(Stored records)
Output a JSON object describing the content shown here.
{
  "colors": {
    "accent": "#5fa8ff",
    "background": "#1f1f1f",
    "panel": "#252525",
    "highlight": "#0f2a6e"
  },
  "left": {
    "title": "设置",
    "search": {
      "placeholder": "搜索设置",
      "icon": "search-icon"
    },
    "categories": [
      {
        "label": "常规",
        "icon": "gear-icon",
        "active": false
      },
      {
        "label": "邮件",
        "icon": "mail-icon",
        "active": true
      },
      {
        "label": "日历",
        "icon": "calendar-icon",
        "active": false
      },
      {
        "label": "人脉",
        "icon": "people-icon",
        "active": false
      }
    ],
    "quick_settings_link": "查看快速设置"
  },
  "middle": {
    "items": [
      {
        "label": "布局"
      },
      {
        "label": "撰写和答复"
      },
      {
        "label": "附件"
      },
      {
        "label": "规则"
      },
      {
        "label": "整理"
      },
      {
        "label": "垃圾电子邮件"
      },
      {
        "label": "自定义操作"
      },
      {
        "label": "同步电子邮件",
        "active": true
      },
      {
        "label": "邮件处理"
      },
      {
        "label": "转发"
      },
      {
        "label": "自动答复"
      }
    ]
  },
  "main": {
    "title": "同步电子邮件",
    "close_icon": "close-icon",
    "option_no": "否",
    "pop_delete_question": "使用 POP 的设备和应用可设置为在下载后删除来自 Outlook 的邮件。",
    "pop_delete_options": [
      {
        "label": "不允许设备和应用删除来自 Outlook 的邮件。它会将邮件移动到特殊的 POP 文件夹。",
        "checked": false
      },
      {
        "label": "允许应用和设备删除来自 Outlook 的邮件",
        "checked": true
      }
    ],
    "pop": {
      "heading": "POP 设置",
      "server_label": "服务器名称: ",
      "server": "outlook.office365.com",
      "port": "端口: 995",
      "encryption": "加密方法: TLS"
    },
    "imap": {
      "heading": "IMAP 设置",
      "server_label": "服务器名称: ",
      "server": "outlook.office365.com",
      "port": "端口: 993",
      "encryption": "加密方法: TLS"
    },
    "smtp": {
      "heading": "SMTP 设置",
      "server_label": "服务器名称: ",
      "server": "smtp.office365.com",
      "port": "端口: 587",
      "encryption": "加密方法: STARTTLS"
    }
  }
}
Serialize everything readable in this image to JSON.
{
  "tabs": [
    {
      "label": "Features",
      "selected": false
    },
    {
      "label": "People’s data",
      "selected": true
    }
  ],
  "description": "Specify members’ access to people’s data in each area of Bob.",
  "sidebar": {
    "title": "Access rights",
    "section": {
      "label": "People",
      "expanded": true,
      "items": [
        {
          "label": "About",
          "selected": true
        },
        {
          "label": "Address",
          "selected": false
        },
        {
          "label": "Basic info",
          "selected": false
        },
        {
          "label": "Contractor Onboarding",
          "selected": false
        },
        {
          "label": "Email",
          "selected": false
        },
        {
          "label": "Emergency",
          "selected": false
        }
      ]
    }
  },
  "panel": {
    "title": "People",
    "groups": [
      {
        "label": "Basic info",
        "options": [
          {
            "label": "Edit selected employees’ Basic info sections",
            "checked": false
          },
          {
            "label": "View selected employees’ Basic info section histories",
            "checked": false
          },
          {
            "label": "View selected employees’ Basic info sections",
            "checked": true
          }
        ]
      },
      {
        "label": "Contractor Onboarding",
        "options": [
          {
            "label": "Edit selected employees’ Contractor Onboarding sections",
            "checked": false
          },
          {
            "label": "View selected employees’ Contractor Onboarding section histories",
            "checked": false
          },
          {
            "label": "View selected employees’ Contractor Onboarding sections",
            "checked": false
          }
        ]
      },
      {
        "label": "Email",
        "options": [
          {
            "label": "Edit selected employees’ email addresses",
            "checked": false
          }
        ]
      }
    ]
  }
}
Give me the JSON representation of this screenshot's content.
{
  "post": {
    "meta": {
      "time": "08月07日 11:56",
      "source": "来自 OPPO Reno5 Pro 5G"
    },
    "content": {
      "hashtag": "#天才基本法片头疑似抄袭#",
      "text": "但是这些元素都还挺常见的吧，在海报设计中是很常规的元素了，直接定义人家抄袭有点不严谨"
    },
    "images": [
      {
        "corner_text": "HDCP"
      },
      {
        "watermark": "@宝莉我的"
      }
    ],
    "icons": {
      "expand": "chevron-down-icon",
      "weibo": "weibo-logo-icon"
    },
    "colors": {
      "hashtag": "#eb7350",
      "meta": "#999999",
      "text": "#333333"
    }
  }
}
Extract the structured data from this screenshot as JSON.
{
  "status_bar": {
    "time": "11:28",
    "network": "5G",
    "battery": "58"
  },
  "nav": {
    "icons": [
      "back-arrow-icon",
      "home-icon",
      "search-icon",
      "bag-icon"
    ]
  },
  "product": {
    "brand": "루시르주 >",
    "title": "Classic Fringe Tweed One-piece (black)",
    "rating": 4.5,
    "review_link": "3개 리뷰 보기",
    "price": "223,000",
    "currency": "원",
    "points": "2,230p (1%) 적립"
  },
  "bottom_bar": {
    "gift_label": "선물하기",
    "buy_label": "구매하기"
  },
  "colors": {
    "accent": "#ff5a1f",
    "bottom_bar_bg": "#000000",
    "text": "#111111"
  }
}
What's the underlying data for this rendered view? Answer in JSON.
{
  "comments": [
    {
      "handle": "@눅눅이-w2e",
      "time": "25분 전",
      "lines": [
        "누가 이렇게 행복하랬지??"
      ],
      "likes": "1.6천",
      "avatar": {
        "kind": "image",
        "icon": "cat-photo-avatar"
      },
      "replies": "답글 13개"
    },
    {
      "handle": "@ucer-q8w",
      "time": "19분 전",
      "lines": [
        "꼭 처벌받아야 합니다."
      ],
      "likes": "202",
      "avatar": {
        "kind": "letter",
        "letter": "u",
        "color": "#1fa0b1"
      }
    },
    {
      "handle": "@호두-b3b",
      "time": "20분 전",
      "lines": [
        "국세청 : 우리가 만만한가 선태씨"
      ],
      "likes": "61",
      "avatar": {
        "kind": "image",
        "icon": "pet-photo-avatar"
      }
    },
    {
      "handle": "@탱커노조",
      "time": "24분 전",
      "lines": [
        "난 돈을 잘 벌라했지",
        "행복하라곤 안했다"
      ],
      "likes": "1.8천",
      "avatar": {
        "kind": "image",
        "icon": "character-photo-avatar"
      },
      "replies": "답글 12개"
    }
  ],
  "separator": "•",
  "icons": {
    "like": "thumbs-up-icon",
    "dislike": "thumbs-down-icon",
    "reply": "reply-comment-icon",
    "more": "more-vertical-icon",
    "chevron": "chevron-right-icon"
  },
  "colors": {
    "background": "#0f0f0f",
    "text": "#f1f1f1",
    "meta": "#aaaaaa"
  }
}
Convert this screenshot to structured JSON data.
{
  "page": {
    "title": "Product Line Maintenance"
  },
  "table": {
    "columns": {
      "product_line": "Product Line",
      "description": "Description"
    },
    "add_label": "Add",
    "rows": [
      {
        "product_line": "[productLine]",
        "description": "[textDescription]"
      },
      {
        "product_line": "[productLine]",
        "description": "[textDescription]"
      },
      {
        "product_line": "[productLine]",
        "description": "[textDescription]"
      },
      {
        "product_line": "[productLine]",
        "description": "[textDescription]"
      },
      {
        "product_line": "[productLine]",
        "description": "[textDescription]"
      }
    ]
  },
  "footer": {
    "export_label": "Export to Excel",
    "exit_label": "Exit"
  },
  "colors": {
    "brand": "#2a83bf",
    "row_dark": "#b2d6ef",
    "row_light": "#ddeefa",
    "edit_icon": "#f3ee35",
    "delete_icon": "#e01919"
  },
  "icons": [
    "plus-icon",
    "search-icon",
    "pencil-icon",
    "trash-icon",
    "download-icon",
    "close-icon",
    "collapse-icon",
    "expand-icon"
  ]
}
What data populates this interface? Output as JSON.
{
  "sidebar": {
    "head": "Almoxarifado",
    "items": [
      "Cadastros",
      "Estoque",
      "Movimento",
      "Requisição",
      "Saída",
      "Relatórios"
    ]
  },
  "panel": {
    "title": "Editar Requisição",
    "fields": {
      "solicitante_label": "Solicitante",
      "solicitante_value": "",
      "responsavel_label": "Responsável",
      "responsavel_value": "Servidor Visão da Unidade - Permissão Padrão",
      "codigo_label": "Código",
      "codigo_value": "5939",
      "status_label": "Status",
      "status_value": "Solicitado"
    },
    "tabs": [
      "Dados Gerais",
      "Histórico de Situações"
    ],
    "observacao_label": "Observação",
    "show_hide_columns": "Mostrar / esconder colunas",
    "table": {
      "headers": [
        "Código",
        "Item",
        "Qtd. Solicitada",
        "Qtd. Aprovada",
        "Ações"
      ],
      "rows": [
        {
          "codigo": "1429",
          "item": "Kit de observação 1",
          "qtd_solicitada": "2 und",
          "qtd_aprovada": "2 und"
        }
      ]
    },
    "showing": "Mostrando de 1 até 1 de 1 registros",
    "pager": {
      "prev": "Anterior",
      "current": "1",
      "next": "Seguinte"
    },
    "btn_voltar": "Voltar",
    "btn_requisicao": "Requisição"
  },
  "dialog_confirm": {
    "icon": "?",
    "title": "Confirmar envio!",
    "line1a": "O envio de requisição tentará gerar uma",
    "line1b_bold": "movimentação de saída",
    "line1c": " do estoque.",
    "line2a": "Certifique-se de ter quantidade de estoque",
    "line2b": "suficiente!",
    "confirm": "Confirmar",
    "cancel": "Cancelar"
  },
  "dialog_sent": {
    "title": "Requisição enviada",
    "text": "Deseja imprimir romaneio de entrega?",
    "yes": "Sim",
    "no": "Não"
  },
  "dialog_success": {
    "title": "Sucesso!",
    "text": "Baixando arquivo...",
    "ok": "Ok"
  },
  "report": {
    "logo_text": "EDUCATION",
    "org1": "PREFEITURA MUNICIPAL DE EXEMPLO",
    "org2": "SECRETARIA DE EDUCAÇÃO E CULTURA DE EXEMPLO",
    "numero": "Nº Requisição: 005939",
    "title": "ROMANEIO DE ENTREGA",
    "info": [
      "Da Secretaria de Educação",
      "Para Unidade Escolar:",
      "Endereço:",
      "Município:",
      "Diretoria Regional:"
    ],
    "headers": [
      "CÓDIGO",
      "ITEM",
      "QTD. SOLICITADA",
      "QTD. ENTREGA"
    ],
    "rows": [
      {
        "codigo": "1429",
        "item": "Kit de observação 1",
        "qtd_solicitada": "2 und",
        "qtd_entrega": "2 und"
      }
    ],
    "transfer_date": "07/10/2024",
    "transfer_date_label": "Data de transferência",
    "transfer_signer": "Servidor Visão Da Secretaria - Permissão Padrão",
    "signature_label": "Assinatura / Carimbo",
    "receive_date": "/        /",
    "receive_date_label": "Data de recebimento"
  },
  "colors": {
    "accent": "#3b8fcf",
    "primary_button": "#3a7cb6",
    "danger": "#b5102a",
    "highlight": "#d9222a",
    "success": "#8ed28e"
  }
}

* [Task description]: Your task is to report how many lines of the material include the string "background". Give the number and no other words.

* [Result]: 2